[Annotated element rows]
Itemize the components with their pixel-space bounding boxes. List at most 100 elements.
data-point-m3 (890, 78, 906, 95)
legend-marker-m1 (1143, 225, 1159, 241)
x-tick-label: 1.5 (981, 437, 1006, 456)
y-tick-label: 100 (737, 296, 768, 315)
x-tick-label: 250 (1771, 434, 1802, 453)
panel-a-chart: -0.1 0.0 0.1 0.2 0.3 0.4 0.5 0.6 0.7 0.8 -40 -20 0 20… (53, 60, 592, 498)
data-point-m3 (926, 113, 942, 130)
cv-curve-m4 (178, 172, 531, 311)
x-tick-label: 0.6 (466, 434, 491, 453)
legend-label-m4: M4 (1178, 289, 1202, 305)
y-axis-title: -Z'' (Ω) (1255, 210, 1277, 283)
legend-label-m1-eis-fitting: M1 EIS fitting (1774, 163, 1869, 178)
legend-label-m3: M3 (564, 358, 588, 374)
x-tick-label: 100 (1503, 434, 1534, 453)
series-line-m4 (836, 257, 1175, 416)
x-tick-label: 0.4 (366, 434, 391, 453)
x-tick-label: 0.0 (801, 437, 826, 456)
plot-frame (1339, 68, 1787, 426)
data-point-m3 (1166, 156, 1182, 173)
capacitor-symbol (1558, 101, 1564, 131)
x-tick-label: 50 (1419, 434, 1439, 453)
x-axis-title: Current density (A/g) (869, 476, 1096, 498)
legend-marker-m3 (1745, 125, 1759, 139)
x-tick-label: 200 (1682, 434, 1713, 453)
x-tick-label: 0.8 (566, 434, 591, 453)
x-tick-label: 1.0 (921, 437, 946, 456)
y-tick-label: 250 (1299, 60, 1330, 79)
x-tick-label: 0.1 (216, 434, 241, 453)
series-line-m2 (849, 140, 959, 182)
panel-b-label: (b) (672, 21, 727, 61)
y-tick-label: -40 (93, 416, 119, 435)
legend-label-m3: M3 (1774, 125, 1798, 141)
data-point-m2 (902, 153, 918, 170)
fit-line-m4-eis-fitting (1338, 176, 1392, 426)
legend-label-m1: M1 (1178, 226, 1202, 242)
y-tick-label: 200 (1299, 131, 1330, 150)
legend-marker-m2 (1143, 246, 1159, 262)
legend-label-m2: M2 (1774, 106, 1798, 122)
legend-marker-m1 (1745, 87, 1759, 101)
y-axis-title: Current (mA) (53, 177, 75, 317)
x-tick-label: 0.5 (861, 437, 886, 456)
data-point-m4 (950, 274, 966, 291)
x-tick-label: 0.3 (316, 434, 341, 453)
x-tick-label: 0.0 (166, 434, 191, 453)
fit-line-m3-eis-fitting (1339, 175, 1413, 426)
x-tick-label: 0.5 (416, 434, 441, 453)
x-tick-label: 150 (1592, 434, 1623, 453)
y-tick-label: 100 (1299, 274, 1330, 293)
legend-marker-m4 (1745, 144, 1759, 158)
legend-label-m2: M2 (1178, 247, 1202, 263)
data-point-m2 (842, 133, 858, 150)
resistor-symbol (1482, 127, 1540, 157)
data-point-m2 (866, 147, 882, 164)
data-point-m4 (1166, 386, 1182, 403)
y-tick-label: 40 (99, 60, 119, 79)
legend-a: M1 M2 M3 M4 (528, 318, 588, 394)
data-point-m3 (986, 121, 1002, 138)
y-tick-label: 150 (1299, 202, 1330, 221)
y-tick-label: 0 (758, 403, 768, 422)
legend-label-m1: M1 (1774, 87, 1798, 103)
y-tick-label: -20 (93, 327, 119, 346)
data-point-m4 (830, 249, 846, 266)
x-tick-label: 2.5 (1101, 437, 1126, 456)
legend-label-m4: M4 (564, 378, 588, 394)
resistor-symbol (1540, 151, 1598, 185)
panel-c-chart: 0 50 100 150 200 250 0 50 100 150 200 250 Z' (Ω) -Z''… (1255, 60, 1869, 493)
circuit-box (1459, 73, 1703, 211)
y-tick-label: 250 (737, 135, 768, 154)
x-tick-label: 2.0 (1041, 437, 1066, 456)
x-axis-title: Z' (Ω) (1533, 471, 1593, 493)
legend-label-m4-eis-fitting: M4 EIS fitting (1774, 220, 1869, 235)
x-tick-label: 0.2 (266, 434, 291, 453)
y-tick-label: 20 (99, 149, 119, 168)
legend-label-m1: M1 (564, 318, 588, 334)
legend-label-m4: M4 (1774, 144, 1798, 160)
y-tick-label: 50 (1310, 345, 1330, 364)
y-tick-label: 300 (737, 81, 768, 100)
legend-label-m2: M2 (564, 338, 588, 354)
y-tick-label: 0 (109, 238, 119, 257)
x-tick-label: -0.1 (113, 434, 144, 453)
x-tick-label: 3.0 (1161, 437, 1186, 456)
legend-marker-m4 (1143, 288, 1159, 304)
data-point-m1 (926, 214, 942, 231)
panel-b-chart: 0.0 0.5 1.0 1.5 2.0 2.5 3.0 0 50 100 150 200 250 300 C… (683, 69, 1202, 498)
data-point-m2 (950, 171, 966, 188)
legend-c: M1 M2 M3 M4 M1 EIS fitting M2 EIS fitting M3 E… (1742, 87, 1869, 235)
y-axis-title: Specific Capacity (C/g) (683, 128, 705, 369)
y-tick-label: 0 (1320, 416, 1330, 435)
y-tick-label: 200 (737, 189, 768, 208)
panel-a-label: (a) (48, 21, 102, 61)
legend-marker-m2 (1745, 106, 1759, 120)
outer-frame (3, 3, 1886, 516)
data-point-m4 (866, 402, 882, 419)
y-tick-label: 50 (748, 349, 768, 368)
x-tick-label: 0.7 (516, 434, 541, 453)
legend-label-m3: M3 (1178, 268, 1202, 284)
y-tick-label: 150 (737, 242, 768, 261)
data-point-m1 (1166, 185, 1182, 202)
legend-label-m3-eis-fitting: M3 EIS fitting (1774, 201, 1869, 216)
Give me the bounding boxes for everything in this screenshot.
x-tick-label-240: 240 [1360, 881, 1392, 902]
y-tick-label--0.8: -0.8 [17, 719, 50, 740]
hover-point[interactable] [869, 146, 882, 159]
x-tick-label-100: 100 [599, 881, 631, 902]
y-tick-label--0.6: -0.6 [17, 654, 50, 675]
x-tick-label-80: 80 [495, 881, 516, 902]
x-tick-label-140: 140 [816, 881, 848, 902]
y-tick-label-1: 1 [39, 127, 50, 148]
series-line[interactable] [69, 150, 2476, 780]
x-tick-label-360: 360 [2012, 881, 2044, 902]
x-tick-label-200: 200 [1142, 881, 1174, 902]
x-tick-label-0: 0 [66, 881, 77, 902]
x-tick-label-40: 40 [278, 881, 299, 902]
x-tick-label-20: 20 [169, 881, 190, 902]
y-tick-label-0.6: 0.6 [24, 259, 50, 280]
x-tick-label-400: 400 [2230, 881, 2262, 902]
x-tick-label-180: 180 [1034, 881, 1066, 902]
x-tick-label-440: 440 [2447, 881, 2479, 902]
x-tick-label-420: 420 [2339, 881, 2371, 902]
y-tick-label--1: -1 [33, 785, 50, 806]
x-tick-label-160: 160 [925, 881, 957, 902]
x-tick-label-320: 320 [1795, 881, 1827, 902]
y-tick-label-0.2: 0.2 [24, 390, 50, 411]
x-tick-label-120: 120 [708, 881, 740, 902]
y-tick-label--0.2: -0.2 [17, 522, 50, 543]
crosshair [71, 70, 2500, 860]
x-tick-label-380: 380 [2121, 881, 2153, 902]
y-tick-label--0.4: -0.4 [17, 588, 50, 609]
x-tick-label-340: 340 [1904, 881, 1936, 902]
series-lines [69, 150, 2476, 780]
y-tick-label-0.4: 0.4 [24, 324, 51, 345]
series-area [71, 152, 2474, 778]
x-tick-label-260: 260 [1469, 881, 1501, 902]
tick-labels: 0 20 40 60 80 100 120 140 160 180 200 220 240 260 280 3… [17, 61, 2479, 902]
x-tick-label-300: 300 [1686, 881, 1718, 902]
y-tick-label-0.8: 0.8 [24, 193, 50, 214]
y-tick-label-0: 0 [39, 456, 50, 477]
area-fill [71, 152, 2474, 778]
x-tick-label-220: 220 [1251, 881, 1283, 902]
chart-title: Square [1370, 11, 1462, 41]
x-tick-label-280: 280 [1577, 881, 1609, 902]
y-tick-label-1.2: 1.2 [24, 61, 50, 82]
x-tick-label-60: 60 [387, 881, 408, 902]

# Directions for this task:
Starting at the first of the rows and ending after the line that holds "x-tick-label: 250 (1771, 434, 1802, 453)", write those lines out again with "components" changed to "elements" and everything else left the same.

# Exercise solution:
Itemize the elements with their pixel-space bounding boxes. List at most 100 elements.
data-point-m3 (890, 78, 906, 95)
legend-marker-m1 (1143, 225, 1159, 241)
x-tick-label: 1.5 (981, 437, 1006, 456)
y-tick-label: 100 (737, 296, 768, 315)
x-tick-label: 250 (1771, 434, 1802, 453)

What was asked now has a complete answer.